WORK INSTRUCTIONS — Return a copy of every line in the records that includes the word "manage".

[Extracted data entries]

____________

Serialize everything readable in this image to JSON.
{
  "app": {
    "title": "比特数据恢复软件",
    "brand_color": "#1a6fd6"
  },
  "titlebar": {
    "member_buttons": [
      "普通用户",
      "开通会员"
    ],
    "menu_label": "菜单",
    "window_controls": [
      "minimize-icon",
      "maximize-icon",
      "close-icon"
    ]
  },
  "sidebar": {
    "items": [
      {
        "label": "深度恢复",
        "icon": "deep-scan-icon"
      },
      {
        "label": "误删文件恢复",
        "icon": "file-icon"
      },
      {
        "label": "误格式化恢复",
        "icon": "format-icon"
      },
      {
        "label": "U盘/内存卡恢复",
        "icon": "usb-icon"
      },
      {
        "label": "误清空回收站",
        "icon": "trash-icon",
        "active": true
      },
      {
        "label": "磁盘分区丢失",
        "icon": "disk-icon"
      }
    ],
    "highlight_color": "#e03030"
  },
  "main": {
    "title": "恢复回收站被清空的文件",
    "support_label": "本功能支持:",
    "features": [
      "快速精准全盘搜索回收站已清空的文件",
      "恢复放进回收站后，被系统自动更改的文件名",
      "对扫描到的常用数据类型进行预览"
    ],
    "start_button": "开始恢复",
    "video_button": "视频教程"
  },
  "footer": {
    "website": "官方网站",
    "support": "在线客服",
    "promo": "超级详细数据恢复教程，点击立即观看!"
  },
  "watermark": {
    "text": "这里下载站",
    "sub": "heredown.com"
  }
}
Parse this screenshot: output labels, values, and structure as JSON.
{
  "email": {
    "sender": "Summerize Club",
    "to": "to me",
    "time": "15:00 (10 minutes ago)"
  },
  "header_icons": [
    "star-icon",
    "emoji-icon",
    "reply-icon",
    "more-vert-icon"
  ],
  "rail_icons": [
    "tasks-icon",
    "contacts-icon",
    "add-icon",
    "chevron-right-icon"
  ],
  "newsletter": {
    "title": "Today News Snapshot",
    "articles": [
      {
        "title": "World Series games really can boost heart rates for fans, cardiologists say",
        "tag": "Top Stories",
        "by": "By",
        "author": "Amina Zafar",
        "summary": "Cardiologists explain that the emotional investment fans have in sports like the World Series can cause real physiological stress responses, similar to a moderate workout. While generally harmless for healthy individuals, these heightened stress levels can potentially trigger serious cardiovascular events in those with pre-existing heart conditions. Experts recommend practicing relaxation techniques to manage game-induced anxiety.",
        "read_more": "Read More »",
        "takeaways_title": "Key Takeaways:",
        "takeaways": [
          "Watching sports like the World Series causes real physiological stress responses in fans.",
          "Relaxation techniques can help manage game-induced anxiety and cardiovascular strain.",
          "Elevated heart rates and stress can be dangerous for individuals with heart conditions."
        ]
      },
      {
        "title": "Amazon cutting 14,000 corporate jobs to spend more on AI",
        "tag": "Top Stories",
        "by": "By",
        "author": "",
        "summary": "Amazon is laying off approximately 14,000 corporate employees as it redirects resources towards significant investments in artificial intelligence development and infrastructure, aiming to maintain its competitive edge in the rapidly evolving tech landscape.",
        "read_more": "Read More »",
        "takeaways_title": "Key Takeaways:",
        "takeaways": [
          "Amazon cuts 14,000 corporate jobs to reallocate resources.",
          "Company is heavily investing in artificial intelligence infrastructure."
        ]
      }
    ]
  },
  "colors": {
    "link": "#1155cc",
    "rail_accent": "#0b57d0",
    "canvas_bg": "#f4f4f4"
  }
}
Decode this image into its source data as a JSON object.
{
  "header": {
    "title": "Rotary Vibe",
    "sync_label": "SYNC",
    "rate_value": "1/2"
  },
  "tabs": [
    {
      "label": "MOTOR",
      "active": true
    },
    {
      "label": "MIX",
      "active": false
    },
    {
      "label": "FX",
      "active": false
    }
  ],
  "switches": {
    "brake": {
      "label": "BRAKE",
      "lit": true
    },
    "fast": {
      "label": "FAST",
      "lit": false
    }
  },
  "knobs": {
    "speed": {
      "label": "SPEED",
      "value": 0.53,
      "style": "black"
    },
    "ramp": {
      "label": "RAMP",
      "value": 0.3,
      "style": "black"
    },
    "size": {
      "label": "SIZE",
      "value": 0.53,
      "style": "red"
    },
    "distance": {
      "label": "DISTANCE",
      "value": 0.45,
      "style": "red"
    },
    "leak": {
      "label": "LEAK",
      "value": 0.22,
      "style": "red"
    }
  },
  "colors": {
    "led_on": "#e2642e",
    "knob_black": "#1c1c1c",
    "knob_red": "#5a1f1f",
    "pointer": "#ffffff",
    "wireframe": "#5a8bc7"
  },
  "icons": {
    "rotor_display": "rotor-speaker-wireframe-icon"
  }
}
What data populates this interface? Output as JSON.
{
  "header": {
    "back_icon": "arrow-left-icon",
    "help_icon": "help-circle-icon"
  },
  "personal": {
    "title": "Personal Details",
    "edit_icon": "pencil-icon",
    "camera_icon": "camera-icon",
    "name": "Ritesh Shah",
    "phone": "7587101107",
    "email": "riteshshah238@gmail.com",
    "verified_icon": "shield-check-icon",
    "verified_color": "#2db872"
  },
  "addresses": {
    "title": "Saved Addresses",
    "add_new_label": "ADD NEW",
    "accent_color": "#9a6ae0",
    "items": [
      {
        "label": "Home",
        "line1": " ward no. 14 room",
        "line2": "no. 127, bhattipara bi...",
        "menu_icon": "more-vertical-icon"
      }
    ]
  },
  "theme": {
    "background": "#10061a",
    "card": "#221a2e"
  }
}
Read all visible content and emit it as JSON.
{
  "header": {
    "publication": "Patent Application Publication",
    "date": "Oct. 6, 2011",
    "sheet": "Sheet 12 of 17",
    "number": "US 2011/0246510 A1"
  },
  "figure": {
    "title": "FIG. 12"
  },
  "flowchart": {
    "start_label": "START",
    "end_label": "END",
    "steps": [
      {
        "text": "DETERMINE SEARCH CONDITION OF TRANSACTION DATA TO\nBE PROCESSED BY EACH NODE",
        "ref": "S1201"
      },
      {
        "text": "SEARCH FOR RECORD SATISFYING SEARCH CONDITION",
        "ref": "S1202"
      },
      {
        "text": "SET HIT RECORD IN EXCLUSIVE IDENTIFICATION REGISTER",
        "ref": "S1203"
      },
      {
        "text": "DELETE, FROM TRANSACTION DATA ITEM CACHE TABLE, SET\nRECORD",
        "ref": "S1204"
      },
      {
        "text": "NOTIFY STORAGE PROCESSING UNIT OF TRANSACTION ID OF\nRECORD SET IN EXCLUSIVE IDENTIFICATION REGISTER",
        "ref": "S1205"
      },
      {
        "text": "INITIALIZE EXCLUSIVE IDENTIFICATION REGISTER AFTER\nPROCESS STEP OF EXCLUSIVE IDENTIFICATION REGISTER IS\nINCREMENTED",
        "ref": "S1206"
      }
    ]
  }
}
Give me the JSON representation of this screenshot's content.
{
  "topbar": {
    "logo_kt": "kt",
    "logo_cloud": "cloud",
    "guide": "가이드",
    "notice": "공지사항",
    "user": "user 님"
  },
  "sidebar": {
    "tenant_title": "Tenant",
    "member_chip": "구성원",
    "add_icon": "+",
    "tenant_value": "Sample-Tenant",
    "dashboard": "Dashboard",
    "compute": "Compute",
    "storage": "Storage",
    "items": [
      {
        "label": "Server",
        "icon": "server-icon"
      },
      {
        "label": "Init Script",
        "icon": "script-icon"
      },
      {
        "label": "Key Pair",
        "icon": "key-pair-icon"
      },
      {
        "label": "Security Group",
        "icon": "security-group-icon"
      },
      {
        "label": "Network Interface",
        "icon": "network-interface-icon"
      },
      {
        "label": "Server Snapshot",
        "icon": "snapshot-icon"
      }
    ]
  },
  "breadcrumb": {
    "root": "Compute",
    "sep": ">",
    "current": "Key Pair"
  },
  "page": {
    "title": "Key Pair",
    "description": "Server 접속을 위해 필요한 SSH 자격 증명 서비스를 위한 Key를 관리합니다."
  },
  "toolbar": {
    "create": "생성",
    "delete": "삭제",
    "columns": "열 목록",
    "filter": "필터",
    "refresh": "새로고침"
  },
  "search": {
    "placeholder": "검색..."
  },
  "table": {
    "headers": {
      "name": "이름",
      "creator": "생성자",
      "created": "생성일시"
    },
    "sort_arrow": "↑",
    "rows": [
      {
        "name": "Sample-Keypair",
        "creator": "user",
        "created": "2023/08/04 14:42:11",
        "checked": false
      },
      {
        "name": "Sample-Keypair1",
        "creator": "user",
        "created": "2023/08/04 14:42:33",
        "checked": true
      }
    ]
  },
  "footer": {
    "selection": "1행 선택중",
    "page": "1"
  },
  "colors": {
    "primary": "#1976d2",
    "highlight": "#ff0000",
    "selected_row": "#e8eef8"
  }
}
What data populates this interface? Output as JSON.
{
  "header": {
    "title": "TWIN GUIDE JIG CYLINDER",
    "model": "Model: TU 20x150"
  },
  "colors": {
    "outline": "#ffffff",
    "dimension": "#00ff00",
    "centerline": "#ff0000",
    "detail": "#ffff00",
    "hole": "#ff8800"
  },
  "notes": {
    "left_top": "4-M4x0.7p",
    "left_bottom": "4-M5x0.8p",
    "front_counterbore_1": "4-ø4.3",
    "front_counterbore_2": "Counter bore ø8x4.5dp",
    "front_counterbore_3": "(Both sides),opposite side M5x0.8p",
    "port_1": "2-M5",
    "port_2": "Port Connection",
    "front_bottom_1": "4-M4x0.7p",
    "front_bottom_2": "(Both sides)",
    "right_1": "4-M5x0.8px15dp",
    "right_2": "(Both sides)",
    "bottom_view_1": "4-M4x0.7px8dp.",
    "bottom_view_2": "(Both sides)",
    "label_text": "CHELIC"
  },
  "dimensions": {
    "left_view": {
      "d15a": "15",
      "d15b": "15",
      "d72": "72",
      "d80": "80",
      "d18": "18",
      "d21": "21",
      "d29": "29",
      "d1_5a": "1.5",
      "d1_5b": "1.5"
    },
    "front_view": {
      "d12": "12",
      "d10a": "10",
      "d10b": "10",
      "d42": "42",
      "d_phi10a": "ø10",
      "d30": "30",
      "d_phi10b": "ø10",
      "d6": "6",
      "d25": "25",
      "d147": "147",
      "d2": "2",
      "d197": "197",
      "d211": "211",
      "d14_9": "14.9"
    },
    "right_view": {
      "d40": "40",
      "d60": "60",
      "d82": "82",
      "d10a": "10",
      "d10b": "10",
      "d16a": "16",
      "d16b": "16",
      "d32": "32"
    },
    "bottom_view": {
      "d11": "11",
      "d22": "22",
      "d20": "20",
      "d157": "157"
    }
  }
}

____________

ANSWER BELOW —
        "summary": "Cardiologists explain that the emotional investment fans have in sports like the World Series can cause real physiological stress responses, similar to a moderate workout. While generally harmless for healthy individuals, these heightened stress levels can potentially trigger serious cardiovascular events in those with pre-existing heart conditions. Experts recommend practicing relaxation techniques to manage game-induced anxiety.",
          "Relaxation techniques can help manage game-induced anxiety and cardiovascular strain.",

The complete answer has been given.